Tally every line of the material that includes "voters", then give the tally and nothing else.

* start GIVEN DATA *

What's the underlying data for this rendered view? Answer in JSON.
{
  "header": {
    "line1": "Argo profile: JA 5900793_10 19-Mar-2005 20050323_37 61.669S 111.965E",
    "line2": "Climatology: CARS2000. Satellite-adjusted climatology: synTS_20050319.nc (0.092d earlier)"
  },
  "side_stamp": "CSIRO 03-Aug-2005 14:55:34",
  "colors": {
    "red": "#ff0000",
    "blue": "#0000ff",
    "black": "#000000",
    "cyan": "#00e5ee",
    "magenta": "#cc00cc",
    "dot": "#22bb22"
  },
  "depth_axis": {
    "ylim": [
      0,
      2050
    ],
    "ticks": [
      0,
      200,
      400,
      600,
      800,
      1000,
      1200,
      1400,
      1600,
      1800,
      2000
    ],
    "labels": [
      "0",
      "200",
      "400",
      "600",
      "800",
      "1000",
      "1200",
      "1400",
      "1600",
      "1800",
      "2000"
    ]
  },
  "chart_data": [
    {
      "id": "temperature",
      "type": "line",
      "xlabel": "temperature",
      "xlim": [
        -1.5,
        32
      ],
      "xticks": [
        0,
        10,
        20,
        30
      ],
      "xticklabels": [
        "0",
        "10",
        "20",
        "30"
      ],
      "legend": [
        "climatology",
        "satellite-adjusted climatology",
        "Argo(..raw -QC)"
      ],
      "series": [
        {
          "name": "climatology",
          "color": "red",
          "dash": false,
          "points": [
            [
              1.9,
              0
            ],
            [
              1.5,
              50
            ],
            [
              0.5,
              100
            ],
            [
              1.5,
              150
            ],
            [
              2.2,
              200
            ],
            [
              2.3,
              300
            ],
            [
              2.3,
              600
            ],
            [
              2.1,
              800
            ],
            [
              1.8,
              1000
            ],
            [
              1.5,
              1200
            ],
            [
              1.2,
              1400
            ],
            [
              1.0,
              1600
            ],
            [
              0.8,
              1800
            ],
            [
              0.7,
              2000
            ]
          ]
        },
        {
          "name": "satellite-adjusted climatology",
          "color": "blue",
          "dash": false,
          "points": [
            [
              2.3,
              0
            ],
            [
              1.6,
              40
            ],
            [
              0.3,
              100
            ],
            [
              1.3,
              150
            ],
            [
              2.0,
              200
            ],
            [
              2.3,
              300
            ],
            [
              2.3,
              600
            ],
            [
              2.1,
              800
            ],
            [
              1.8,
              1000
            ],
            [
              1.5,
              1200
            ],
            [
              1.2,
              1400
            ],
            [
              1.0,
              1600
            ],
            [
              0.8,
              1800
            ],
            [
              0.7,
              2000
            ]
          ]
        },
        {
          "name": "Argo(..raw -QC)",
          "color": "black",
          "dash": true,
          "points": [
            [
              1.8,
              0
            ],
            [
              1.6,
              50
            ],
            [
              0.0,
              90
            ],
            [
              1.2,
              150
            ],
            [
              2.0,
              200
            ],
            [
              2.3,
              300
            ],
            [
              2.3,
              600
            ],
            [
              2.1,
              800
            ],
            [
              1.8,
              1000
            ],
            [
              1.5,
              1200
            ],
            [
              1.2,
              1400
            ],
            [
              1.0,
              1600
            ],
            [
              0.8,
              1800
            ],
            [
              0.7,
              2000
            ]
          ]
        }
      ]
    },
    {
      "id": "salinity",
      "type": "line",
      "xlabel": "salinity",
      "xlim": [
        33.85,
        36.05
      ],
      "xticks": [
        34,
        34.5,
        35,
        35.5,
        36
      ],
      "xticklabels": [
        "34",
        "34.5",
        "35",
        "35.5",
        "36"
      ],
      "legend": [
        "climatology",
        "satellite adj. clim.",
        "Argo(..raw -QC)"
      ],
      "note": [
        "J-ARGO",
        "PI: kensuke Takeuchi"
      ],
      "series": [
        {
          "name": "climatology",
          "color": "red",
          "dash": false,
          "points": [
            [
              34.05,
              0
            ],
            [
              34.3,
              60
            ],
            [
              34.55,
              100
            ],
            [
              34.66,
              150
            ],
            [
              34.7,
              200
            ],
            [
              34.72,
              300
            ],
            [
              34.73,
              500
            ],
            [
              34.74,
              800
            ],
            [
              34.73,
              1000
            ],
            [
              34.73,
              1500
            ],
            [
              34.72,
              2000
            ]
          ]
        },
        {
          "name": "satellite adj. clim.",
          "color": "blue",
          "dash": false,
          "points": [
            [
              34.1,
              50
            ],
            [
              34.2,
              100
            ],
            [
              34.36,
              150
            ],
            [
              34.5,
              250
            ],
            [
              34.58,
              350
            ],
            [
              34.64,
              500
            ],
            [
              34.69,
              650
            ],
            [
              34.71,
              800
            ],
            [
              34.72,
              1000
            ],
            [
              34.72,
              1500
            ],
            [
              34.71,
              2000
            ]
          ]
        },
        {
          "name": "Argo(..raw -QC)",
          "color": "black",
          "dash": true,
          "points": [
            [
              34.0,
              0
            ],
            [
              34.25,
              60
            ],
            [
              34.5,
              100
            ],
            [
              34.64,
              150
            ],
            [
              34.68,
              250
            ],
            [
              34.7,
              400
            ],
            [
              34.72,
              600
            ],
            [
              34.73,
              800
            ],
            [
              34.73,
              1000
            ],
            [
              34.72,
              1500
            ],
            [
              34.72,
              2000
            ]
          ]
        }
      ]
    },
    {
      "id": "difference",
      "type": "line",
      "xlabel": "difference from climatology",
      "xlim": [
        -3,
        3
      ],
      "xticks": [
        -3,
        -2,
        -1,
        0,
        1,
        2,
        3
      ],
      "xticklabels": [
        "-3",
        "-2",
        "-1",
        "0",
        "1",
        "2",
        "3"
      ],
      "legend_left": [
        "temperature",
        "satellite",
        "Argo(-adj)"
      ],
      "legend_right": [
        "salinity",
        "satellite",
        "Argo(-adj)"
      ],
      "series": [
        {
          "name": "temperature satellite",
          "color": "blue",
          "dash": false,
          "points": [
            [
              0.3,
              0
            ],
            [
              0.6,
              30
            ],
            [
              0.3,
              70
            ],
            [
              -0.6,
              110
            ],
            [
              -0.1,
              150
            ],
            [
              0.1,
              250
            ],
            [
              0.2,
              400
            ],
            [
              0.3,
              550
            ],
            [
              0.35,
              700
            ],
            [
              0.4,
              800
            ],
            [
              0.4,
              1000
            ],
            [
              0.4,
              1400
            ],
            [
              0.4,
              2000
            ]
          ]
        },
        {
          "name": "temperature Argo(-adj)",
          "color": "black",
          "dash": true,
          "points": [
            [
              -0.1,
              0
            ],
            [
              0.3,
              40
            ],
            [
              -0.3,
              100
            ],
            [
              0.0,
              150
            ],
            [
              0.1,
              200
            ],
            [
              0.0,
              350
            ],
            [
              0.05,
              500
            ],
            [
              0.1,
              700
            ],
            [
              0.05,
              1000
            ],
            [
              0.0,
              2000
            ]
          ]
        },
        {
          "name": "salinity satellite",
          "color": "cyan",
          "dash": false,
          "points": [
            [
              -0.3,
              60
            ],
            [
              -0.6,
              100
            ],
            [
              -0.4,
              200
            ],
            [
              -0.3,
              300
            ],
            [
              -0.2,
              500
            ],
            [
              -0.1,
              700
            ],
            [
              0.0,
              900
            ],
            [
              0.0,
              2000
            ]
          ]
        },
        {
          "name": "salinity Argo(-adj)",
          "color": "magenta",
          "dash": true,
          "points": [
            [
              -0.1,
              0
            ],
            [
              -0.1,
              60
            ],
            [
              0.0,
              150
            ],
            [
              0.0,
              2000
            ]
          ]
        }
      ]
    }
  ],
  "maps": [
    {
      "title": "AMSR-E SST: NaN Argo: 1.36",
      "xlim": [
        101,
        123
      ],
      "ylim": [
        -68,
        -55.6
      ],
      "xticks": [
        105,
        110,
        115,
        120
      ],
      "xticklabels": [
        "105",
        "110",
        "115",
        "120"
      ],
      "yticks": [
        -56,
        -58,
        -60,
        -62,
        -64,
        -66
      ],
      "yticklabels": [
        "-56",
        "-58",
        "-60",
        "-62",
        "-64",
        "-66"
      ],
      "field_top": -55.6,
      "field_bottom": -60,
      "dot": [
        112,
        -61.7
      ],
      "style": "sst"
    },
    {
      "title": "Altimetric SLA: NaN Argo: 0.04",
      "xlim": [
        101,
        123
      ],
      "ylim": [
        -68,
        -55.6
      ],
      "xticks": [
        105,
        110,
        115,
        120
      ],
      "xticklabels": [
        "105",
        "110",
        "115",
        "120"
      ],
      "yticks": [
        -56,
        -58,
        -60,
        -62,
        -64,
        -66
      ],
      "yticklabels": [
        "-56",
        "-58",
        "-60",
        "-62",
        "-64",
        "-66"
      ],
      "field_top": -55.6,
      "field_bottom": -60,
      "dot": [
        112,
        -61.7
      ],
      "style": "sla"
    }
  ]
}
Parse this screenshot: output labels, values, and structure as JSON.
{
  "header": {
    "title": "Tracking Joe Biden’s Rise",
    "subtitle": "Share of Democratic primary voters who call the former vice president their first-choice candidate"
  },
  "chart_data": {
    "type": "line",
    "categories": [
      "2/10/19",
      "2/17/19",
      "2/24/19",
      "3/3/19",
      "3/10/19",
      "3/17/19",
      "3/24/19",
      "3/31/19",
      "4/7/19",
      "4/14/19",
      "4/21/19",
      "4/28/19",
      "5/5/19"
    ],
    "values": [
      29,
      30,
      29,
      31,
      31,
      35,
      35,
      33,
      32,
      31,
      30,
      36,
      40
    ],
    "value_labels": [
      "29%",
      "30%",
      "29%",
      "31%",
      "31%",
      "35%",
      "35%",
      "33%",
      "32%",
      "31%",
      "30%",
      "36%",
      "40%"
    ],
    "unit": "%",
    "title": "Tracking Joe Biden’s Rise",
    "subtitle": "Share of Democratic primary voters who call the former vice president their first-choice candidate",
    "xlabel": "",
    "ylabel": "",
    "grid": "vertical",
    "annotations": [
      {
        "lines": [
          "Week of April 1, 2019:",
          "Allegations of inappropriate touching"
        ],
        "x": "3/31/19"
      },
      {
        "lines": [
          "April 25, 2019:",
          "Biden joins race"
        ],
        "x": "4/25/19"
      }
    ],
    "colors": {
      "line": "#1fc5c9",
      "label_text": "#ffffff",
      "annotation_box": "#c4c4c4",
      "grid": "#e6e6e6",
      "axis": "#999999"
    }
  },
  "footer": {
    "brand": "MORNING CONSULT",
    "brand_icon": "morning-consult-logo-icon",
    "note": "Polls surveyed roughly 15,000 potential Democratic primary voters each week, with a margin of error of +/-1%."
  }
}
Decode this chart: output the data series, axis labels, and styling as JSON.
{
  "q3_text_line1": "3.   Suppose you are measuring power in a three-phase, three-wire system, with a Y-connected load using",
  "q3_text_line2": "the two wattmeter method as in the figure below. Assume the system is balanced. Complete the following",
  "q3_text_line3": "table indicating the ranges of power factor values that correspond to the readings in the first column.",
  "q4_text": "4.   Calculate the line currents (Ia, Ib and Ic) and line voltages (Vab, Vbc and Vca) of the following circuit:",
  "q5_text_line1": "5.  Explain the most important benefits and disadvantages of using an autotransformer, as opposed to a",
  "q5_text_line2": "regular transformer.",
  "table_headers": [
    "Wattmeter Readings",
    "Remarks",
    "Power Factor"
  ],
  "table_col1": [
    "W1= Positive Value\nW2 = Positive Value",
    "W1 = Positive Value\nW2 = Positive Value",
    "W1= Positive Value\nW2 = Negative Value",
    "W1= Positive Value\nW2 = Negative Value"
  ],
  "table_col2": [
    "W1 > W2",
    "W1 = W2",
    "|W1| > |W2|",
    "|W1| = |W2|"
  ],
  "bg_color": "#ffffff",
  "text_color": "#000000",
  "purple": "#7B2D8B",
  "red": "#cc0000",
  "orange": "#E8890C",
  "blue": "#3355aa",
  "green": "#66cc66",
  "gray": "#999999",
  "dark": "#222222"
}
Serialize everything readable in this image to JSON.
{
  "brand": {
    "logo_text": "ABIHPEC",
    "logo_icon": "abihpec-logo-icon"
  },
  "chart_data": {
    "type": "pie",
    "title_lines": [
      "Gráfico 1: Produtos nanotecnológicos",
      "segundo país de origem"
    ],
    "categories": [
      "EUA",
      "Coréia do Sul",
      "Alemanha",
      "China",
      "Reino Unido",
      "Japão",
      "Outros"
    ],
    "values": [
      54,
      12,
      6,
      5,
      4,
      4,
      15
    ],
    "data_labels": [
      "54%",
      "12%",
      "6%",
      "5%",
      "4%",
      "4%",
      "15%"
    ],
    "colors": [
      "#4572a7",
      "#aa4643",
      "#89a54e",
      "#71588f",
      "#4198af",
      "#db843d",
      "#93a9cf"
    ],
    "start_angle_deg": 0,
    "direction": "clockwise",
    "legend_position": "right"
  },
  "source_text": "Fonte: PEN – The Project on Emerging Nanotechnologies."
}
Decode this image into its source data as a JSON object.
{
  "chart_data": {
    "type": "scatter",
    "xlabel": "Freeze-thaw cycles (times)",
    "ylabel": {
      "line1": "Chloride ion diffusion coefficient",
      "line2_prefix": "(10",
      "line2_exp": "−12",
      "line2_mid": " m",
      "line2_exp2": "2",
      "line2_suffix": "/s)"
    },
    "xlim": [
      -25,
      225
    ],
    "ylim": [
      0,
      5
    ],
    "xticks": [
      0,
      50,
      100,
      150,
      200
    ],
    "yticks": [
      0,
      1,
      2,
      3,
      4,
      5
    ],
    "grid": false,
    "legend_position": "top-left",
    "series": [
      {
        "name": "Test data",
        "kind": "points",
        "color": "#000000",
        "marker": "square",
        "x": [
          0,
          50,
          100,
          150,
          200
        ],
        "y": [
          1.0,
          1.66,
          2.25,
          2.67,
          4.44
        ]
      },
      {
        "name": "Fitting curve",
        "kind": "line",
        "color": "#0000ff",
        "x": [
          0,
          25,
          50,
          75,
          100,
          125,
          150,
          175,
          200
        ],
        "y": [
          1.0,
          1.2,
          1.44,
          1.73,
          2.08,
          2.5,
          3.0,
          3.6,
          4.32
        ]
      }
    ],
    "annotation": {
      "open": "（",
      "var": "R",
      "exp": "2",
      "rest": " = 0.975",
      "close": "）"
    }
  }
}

* end GIVEN DATA *

▸ **COMPLETED EXERCISE**
3